• **Extracted material**
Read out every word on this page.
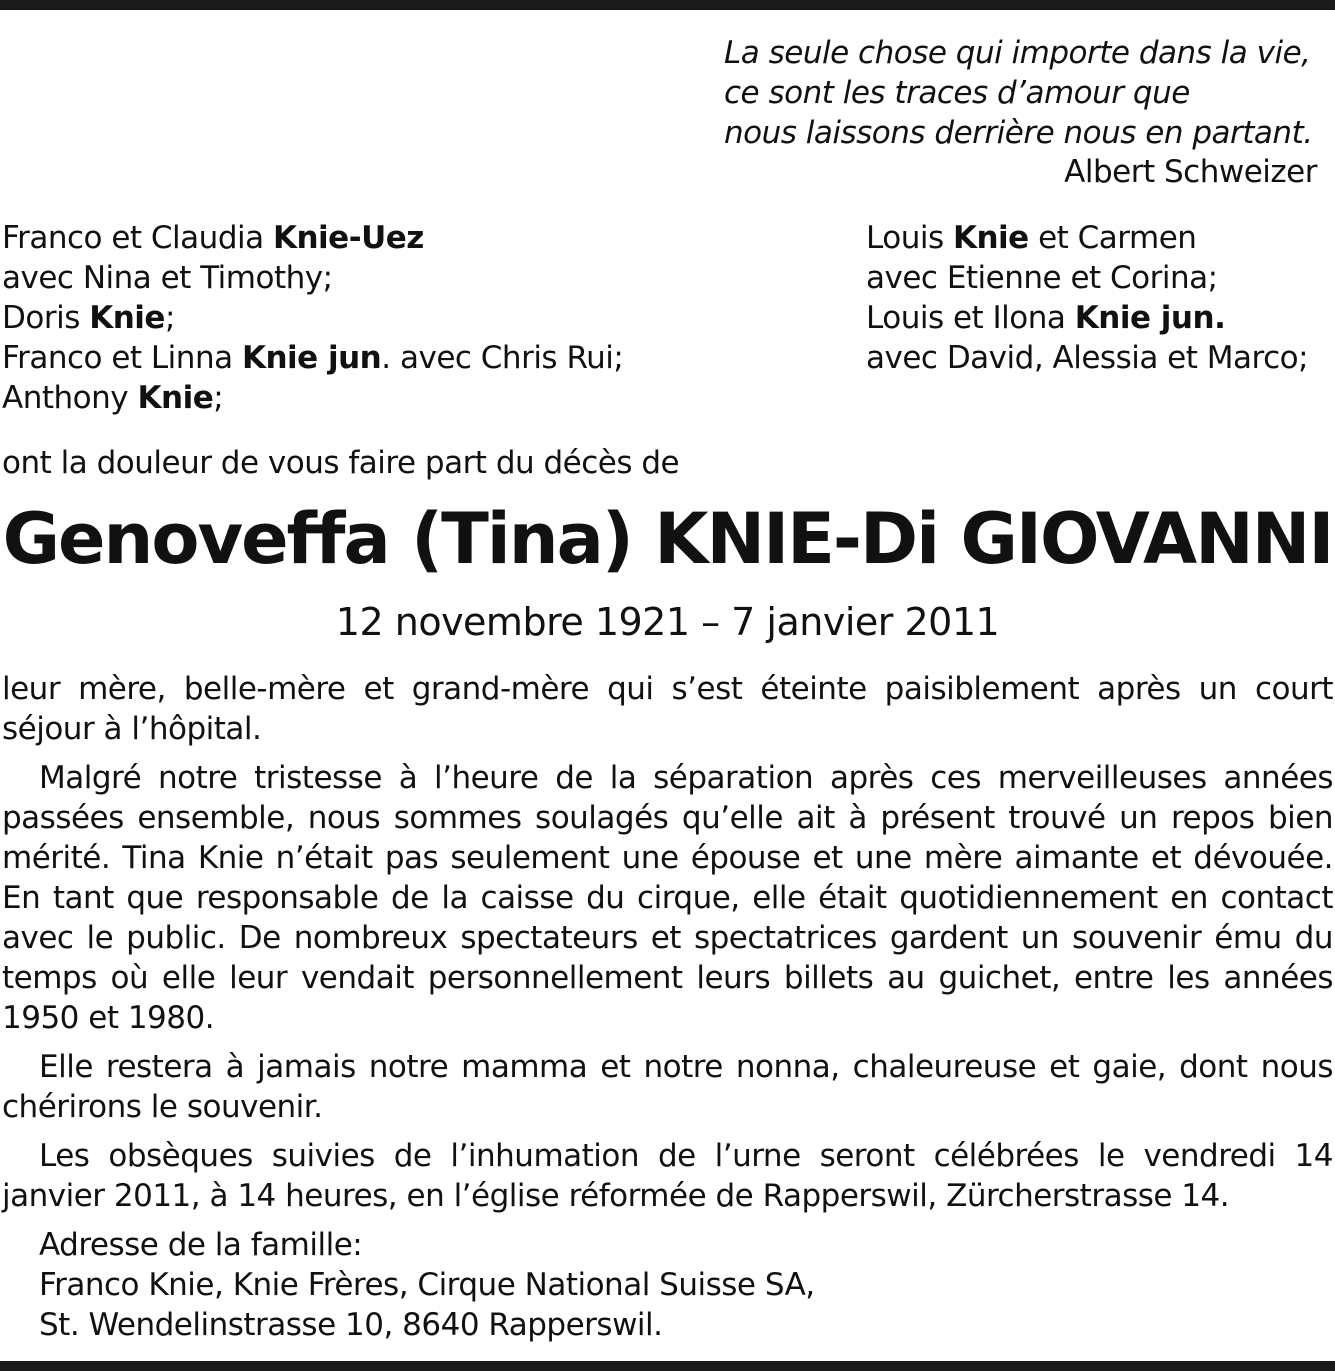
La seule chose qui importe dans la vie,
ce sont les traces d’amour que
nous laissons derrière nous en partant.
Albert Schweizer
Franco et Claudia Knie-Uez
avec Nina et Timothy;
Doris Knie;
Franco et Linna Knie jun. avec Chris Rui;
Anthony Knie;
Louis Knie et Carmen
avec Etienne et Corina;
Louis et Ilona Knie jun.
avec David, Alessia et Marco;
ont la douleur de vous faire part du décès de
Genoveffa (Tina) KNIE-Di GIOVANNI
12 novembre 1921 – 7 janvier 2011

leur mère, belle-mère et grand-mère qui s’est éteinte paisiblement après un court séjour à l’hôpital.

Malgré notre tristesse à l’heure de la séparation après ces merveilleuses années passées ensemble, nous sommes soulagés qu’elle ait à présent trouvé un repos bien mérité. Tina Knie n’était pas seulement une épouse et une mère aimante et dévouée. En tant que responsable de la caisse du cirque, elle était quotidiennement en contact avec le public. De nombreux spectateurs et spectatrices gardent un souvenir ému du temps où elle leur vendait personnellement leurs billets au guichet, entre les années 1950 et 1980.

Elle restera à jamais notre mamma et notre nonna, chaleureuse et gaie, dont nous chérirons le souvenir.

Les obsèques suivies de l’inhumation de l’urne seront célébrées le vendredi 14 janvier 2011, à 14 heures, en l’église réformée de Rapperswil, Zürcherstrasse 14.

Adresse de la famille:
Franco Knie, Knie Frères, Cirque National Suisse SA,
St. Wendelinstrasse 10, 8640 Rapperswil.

==

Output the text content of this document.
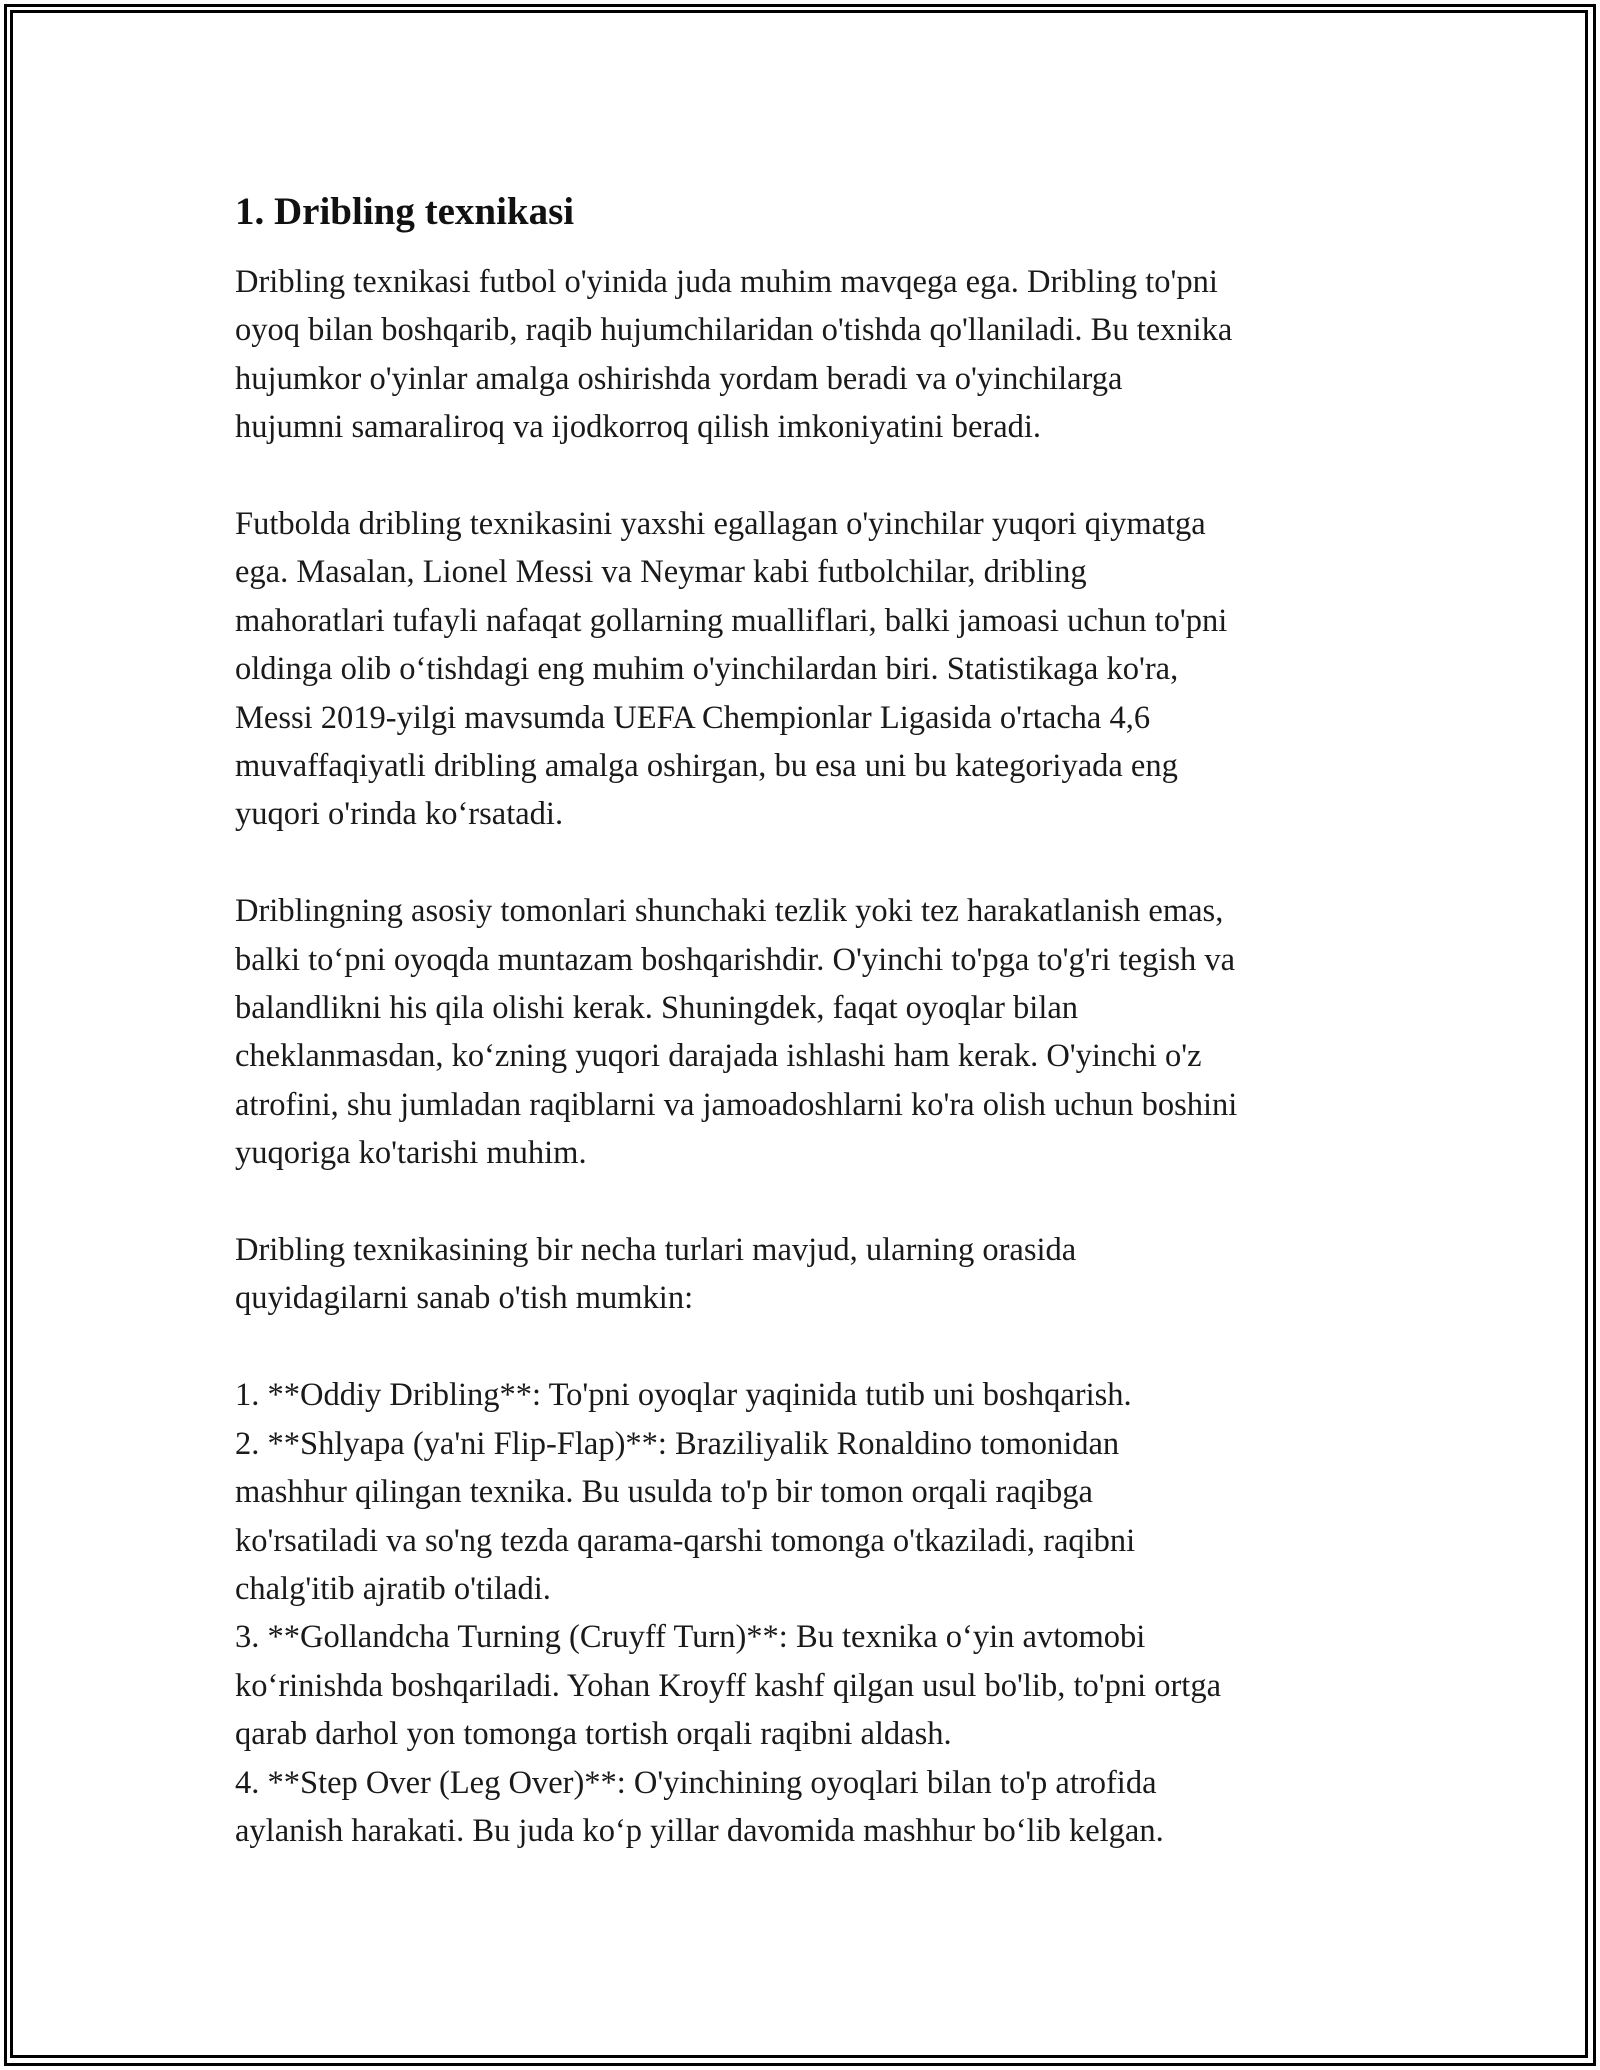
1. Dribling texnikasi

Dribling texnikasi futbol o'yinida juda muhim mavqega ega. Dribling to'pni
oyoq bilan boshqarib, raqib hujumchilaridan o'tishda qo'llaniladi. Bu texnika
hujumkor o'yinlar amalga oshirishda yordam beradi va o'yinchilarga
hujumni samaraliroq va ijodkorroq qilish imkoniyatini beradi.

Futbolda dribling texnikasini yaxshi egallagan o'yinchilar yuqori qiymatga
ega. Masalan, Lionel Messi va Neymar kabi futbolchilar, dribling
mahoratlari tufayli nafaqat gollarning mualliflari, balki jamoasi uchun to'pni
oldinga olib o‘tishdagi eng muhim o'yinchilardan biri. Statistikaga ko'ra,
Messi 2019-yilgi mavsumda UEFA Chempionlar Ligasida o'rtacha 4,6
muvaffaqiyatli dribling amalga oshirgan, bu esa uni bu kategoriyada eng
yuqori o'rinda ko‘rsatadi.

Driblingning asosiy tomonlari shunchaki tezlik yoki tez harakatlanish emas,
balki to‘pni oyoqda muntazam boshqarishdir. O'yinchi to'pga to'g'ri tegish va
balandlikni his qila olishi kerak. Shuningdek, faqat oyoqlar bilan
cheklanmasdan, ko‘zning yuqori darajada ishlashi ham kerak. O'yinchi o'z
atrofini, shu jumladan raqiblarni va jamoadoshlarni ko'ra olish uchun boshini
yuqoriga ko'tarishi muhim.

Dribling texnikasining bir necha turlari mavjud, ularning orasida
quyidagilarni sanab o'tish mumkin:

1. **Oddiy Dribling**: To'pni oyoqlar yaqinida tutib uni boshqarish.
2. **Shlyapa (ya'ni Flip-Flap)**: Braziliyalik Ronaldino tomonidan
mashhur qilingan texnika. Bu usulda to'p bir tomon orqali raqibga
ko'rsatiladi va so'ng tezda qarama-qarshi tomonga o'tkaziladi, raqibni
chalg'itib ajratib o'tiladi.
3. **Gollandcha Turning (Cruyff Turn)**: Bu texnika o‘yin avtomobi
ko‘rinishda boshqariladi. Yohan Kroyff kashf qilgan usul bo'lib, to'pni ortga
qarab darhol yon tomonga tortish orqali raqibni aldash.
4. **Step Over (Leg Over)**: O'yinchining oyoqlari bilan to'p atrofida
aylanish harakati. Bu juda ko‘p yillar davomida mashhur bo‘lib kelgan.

* * *

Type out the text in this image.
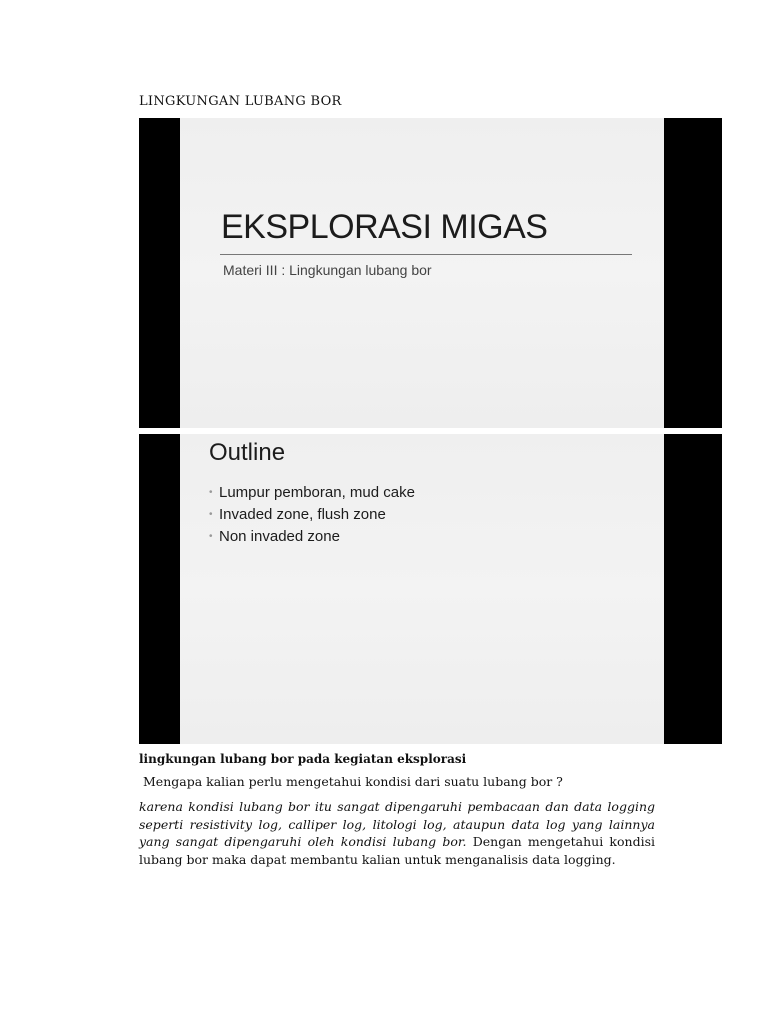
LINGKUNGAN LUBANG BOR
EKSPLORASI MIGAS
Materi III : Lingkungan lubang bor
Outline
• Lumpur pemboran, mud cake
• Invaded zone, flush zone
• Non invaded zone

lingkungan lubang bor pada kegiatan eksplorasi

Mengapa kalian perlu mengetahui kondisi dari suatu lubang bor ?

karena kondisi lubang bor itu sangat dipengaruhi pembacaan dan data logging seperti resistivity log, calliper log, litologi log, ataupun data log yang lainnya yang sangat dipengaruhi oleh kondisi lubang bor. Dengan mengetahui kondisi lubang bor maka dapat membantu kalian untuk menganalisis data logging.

• **Instructions for the task**
Find the word "raqibni" in the data and copy out each line where it turns up.

• **Expected output**
ko'rsatiladi va so'ng tezda qarama-qarshi tomonga o'tkaziladi, raqibni
qarab darhol yon tomonga tortish orqali raqibni aldash.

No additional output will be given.